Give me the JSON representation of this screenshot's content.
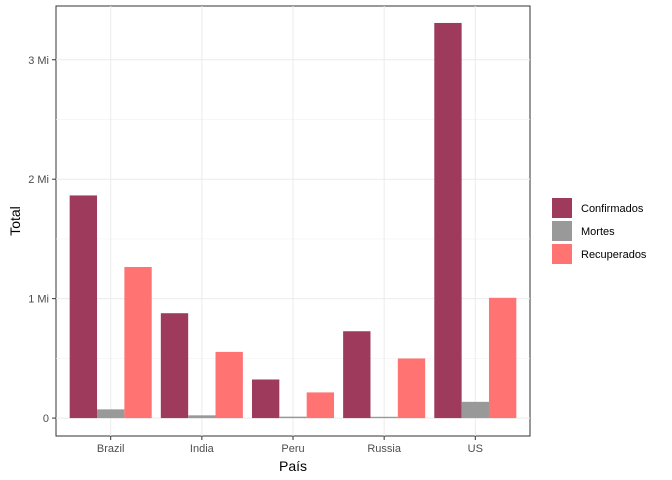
{
  "chart_data": {
    "type": "bar",
    "xlabel": "País",
    "ylabel": "Total",
    "categories": [
      "Brazil",
      "India",
      "Peru",
      "Russia",
      "US"
    ],
    "ylim": [
      -150000,
      3450000
    ],
    "yticks": [
      0,
      1000000,
      2000000,
      3000000
    ],
    "ytick_labels": [
      "0",
      "1 Mi",
      "2 Mi",
      "3 Mi"
    ],
    "grid": true,
    "legend_position": "right",
    "series": [
      {
        "name": "Confirmados",
        "color": "#9e3a5c",
        "values": [
          1864000,
          878000,
          323000,
          727000,
          3308000
        ]
      },
      {
        "name": "Mortes",
        "color": "#999999",
        "values": [
          73000,
          23000,
          12000,
          11000,
          136000
        ]
      },
      {
        "name": "Recuperados",
        "color": "#ff7373",
        "values": [
          1265000,
          554000,
          215000,
          499000,
          1007000
        ]
      }
    ]
  }
}
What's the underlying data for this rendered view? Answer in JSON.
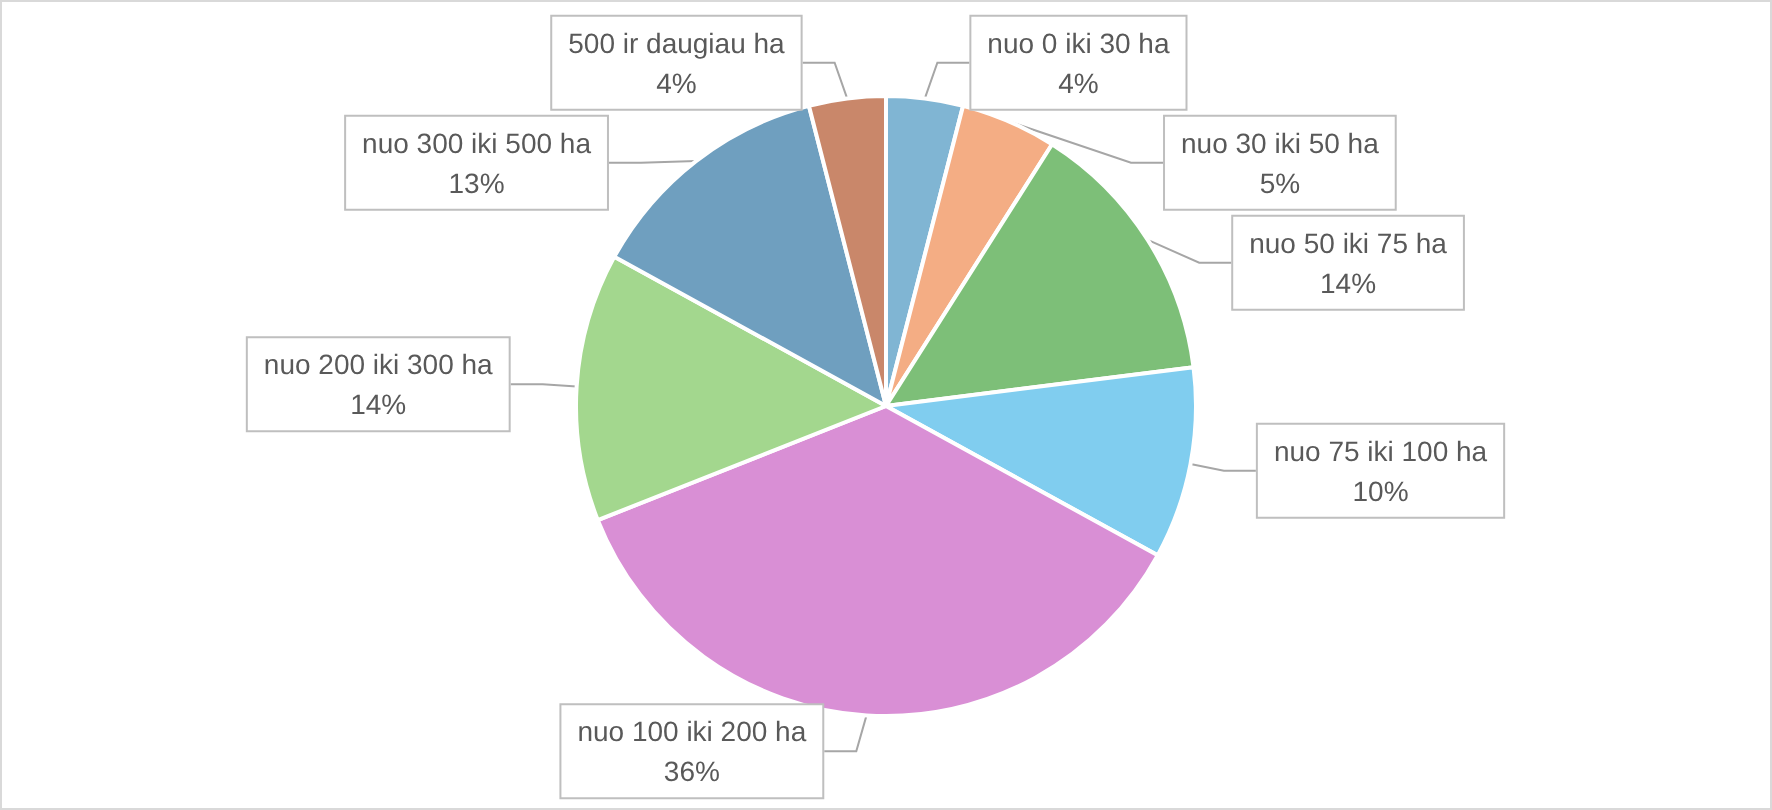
{
  "chart_data": {
    "type": "pie",
    "categories": [
      "nuo 0 iki 30 ha",
      "nuo 30 iki 50 ha",
      "nuo 50 iki 75 ha",
      "nuo 75 iki 100 ha",
      "nuo 100 iki 200 ha",
      "nuo 200 iki 300 ha",
      "nuo 300 iki 500 ha",
      "500 ir daugiau ha"
    ],
    "values": [
      4,
      5,
      14,
      10,
      36,
      14,
      13,
      4
    ],
    "value_labels": [
      "4%",
      "5%",
      "14%",
      "10%",
      "36%",
      "14%",
      "13%",
      "4%"
    ],
    "colors": [
      "#80b5d3",
      "#f4ad84",
      "#7dbf78",
      "#80cdef",
      "#d98fd5",
      "#a3d78e",
      "#6f9fbf",
      "#c9876a"
    ]
  }
}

_EXERCISE GOAL_
Which lines in the data above contain "name"? Show each one.

_FULL OUTPUT_
        "name": "Confirmados",
        "name": "Mortes",
        "name": "Recuperados",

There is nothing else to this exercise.